What needs to be done:
What follows is a listing; restate every line of it word for word.

Excerpted records:

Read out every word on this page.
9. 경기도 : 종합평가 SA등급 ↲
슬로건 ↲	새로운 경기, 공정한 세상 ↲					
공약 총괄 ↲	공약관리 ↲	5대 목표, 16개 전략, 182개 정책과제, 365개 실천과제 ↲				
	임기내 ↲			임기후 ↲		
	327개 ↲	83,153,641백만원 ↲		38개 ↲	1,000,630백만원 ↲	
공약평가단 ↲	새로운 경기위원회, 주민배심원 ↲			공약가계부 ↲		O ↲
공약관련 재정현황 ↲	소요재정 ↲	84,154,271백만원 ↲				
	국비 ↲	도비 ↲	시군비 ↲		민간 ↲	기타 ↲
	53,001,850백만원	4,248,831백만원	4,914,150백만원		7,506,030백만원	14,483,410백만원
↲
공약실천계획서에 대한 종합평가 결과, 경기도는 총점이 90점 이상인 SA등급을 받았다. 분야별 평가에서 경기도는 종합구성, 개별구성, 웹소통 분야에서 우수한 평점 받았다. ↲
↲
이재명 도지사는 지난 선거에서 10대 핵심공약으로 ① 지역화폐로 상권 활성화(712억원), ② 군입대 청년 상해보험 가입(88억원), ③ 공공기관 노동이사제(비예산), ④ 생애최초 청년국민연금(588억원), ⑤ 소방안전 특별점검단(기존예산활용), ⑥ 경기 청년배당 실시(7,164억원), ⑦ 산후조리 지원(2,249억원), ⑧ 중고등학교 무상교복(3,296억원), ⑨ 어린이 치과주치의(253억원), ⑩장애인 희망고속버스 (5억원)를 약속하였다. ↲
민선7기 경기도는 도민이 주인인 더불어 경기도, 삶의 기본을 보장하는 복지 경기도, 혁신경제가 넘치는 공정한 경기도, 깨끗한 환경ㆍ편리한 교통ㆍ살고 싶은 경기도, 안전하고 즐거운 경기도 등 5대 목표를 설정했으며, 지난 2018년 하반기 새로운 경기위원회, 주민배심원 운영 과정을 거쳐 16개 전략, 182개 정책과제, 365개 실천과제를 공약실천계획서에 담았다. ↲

Result:
Read out every word on this page.
9. 경기도 : 종합평가 SA등급 ↲
슬로건 ↲	새로운 경기, 공정한 세상 ↲					
공약 총괄 ↲	공약관리 ↲	5대 목표, 16개 전략, 182개 정책과제, 365개 실천과제 ↲				
	임기내 ↲			임기후 ↲		
	327개 ↲	83,153,641백만원 ↲		38개 ↲	1,000,630백만원 ↲	
공약평가단 ↲	새로운 경기위원회, 주민배심원 ↲			공약가계부 ↲		O ↲
공약관련 재정현황 ↲	소요재정 ↲	84,154,271백만원 ↲				
	국비 ↲	도비 ↲	시군비 ↲		민간 ↲	기타 ↲
	53,001,850백만원	4,248,831백만원	4,914,150백만원		7,506,030백만원	14,483,410백만원
↲
공약실천계획서에 대한 종합평가 결과, 경기도는 총점이 90점 이상인 SA등급을 받았다. 분야별 평가에서 경기도는 종합구성, 개별구성, 웹소통 분야에서 우수한 평점 받았다. ↲
↲
이재명 도지사는 지난 선거에서 10대 핵심공약으로 ① 지역화폐로 상권 활성화(712억원), ② 군입대 청년 상해보험 가입(88억원), ③ 공공기관 노동이사제(비예산), ④ 생애최초 청년국민연금(588억원), ⑤ 소방안전 특별점검단(기존예산활용), ⑥ 경기 청년배당 실시(7,164억원), ⑦ 산후조리 지원(2,249억원), ⑧ 중고등학교 무상교복(3,296억원), ⑨ 어린이 치과주치의(253억원), ⑩장애인 희망고속버스 (5억원)를 약속하였다. ↲
민선7기 경기도는 도민이 주인인 더불어 경기도, 삶의 기본을 보장하는 복지 경기도, 혁신경제가 넘치는 공정한 경기도, 깨끗한 환경ㆍ편리한 교통ㆍ살고 싶은 경기도, 안전하고 즐거운 경기도 등 5대 목표를 설정했으며, 지난 2018년 하반기 새로운 경기위원회, 주민배심원 운영 과정을 거쳐 16개 전략, 182개 정책과제, 365개 실천과제를 공약실천계획서에 담았다. ↲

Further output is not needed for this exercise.